(Stored data entries)
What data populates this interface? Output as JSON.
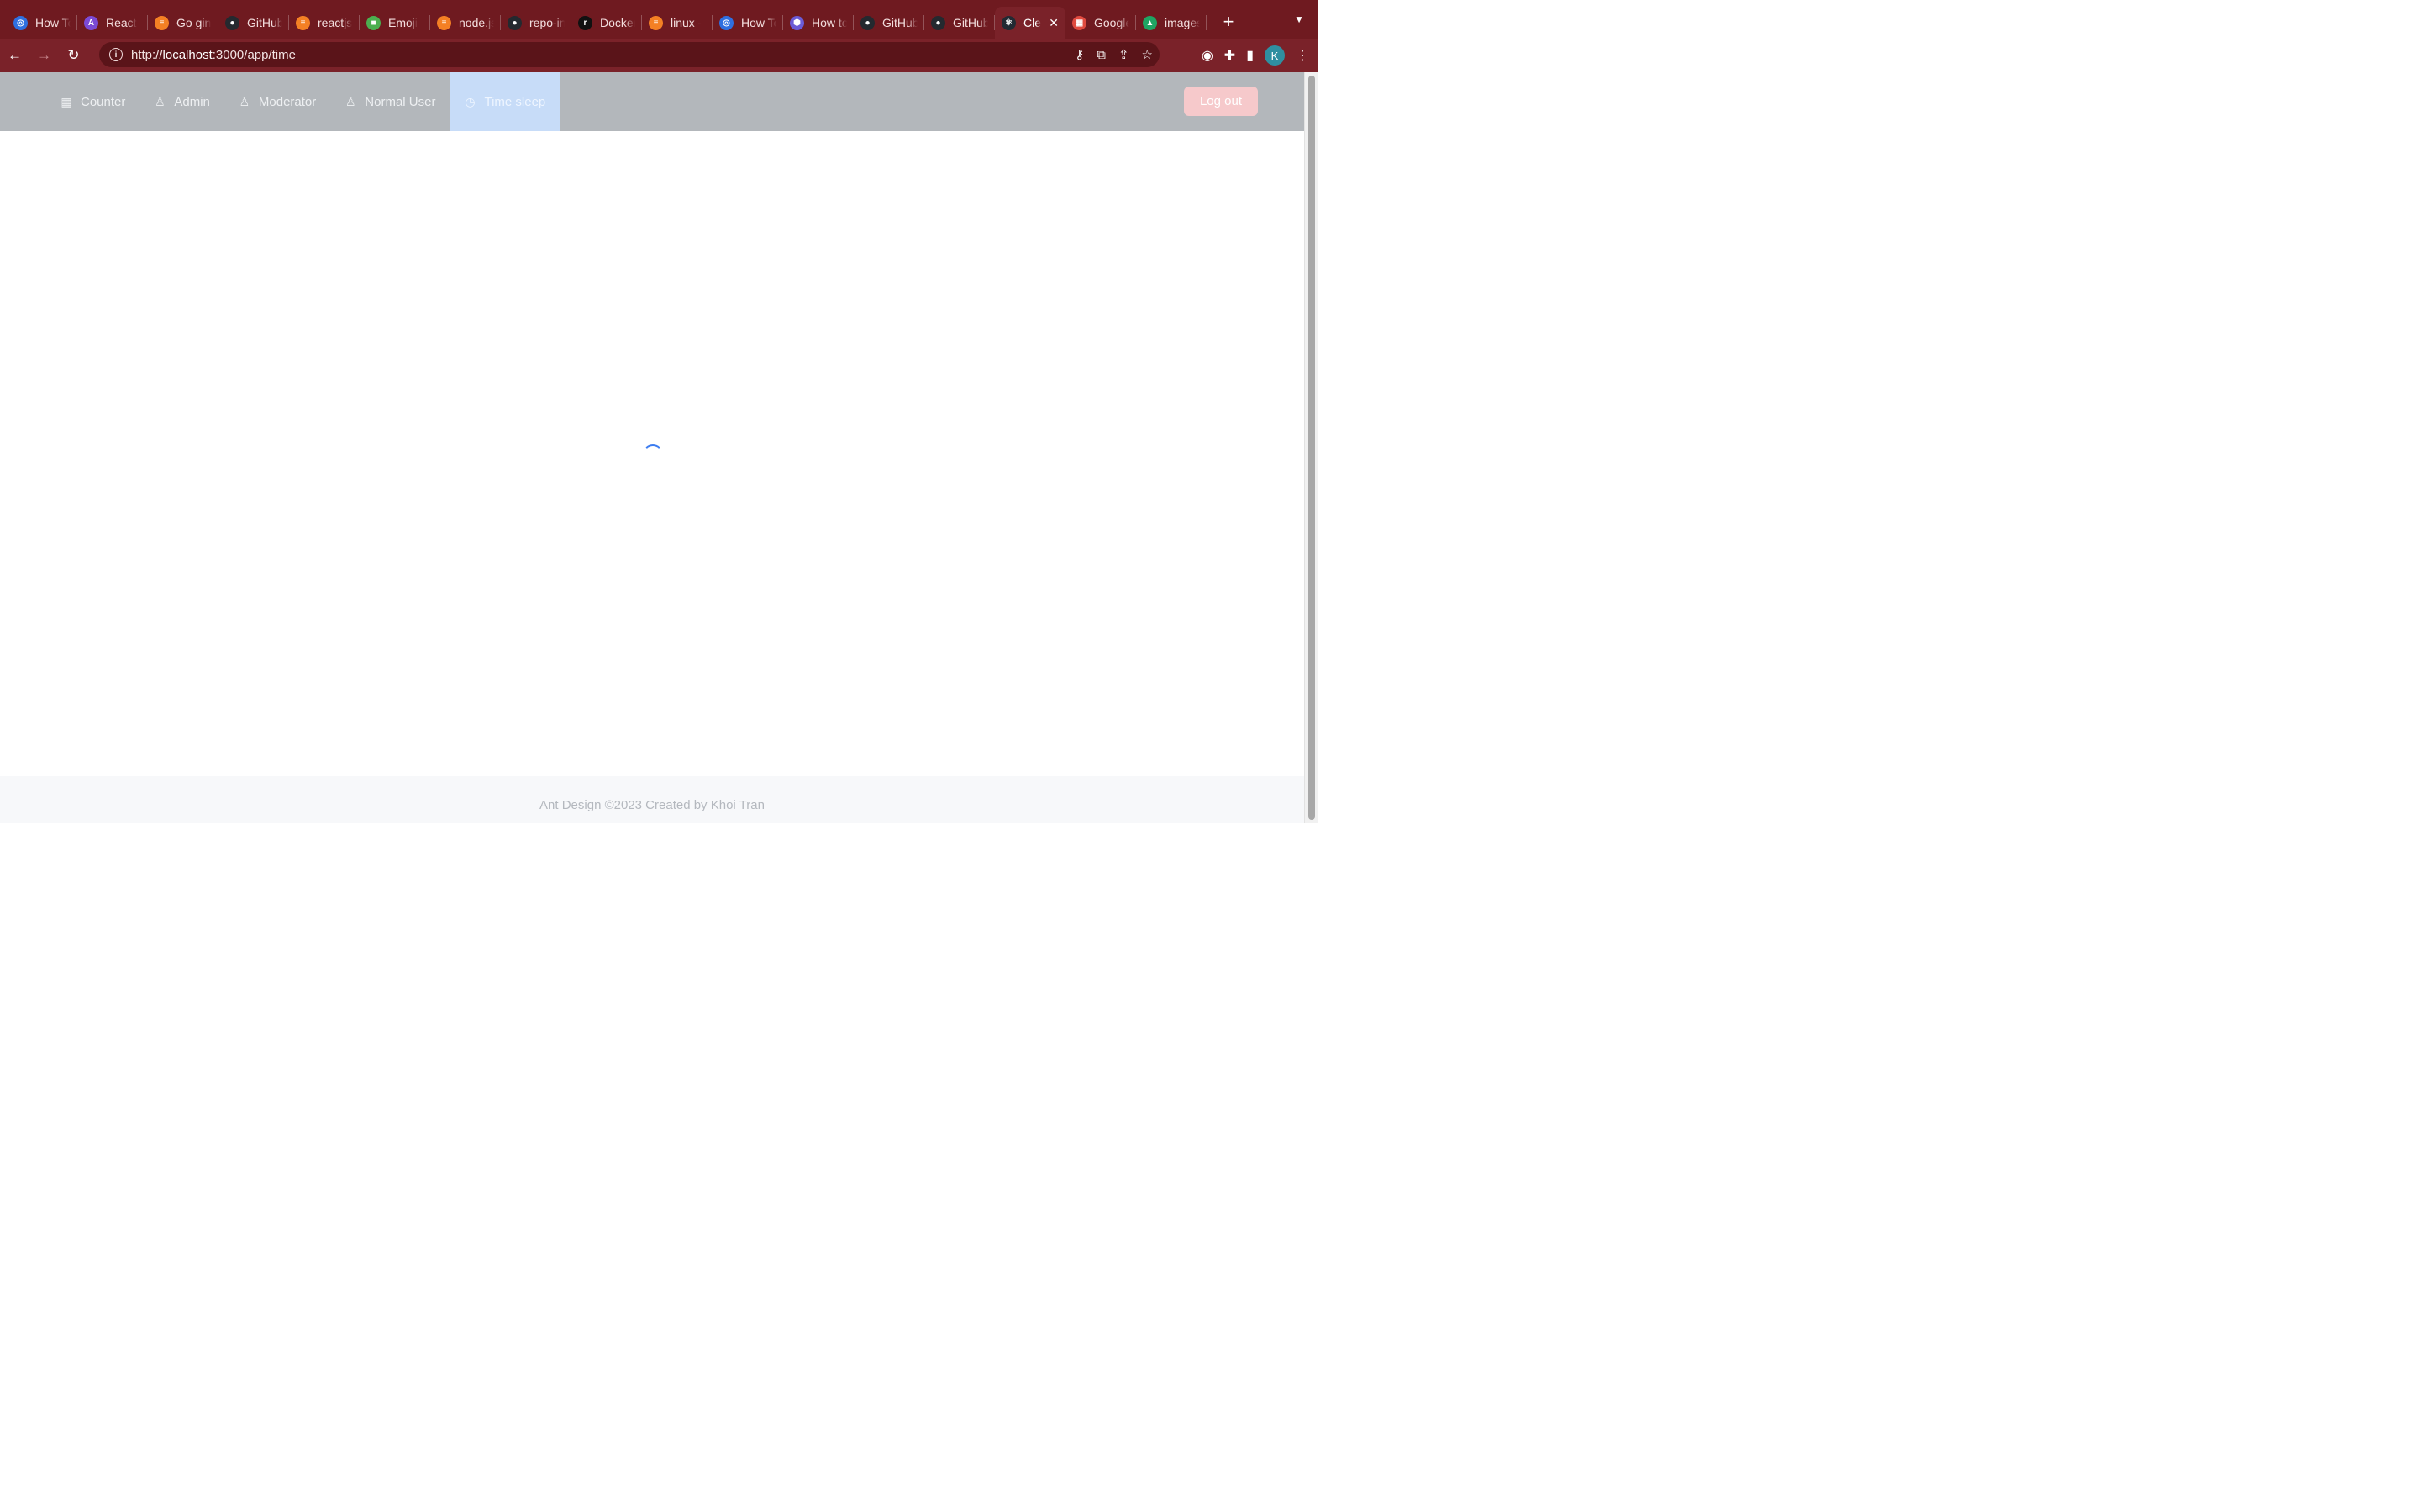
{
  "browser": {
    "tabs": [
      {
        "title": "How To",
        "fav_color": "#2f6fe0",
        "fav_glyph": "◎"
      },
      {
        "title": "React",
        "fav_color": "#7b4ad6",
        "fav_glyph": "A"
      },
      {
        "title": "Go gin",
        "fav_color": "#f48024",
        "fav_glyph": "≡"
      },
      {
        "title": "GitHub",
        "fav_color": "#24292f",
        "fav_glyph": "●"
      },
      {
        "title": "reactjs",
        "fav_color": "#f48024",
        "fav_glyph": "≡"
      },
      {
        "title": "Emoji",
        "fav_color": "#4caf50",
        "fav_glyph": "■"
      },
      {
        "title": "node.js",
        "fav_color": "#f48024",
        "fav_glyph": "≡"
      },
      {
        "title": "repo-in",
        "fav_color": "#24292f",
        "fav_glyph": "●"
      },
      {
        "title": "Docker",
        "fav_color": "#111111",
        "fav_glyph": "r"
      },
      {
        "title": "linux -",
        "fav_color": "#f48024",
        "fav_glyph": "≡"
      },
      {
        "title": "How To",
        "fav_color": "#2f6fe0",
        "fav_glyph": "◎"
      },
      {
        "title": "How to",
        "fav_color": "#6b5bd6",
        "fav_glyph": "⬢"
      },
      {
        "title": "GitHub",
        "fav_color": "#24292f",
        "fav_glyph": "●"
      },
      {
        "title": "GitHub",
        "fav_color": "#24292f",
        "fav_glyph": "●"
      },
      {
        "title": "Cle",
        "fav_color": "#222a33",
        "fav_glyph": "⚛",
        "active": true
      },
      {
        "title": "Google",
        "fav_color": "#e04a3f",
        "fav_glyph": "▦"
      },
      {
        "title": "images",
        "fav_color": "#1fa463",
        "fav_glyph": "▲"
      }
    ],
    "new_tab": "+",
    "url_prefix": "http://",
    "url_host": "localhost",
    "url_rest": ":3000/app/time",
    "avatar_letter": "K"
  },
  "nav": {
    "items": [
      {
        "label": "Counter",
        "icon": "calculator-icon",
        "glyph": "▦"
      },
      {
        "label": "Admin",
        "icon": "user-icon",
        "glyph": "♙"
      },
      {
        "label": "Moderator",
        "icon": "user-icon",
        "glyph": "♙"
      },
      {
        "label": "Normal User",
        "icon": "user-icon",
        "glyph": "♙"
      },
      {
        "label": "Time sleep",
        "icon": "clock-icon",
        "glyph": "◷",
        "selected": true
      }
    ],
    "logout_label": "Log out"
  },
  "footer": {
    "text": "Ant Design ©2023 Created by Khoi Tran"
  },
  "colors": {
    "chrome": "#7a2229",
    "header": "#b3b7bb",
    "selected": "#c7dcf8",
    "logout": "#f6c9cb",
    "spinner": "#3d7df0"
  }
}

**Task directions:** Every line of the material is to be quoted exactly, with no pictures carried over.

**Answer to the exercise:**
What data populates this interface? Output as JSON.
{
  "browser": {
    "tabs": [
      {
        "title": "How To",
        "fav_color": "#2f6fe0",
        "fav_glyph": "◎"
      },
      {
        "title": "React",
        "fav_color": "#7b4ad6",
        "fav_glyph": "A"
      },
      {
        "title": "Go gin",
        "fav_color": "#f48024",
        "fav_glyph": "≡"
      },
      {
        "title": "GitHub",
        "fav_color": "#24292f",
        "fav_glyph": "●"
      },
      {
        "title": "reactjs",
        "fav_color": "#f48024",
        "fav_glyph": "≡"
      },
      {
        "title": "Emoji",
        "fav_color": "#4caf50",
        "fav_glyph": "■"
      },
      {
        "title": "node.js",
        "fav_color": "#f48024",
        "fav_glyph": "≡"
      },
      {
        "title": "repo-in",
        "fav_color": "#24292f",
        "fav_glyph": "●"
      },
      {
        "title": "Docker",
        "fav_color": "#111111",
        "fav_glyph": "r"
      },
      {
        "title": "linux -",
        "fav_color": "#f48024",
        "fav_glyph": "≡"
      },
      {
        "title": "How To",
        "fav_color": "#2f6fe0",
        "fav_glyph": "◎"
      },
      {
        "title": "How to",
        "fav_color": "#6b5bd6",
        "fav_glyph": "⬢"
      },
      {
        "title": "GitHub",
        "fav_color": "#24292f",
        "fav_glyph": "●"
      },
      {
        "title": "GitHub",
        "fav_color": "#24292f",
        "fav_glyph": "●"
      },
      {
        "title": "Cle",
        "fav_color": "#222a33",
        "fav_glyph": "⚛",
        "active": true
      },
      {
        "title": "Google",
        "fav_color": "#e04a3f",
        "fav_glyph": "▦"
      },
      {
        "title": "images",
        "fav_color": "#1fa463",
        "fav_glyph": "▲"
      }
    ],
    "new_tab": "+",
    "url_prefix": "http://",
    "url_host": "localhost",
    "url_rest": ":3000/app/time",
    "avatar_letter": "K"
  },
  "nav": {
    "items": [
      {
        "label": "Counter",
        "icon": "calculator-icon",
        "glyph": "▦"
      },
      {
        "label": "Admin",
        "icon": "user-icon",
        "glyph": "♙"
      },
      {
        "label": "Moderator",
        "icon": "user-icon",
        "glyph": "♙"
      },
      {
        "label": "Normal User",
        "icon": "user-icon",
        "glyph": "♙"
      },
      {
        "label": "Time sleep",
        "icon": "clock-icon",
        "glyph": "◷",
        "selected": true
      }
    ],
    "logout_label": "Log out"
  },
  "footer": {
    "text": "Ant Design ©2023 Created by Khoi Tran"
  },
  "colors": {
    "chrome": "#7a2229",
    "header": "#b3b7bb",
    "selected": "#c7dcf8",
    "logout": "#f6c9cb",
    "spinner": "#3d7df0"
  }
}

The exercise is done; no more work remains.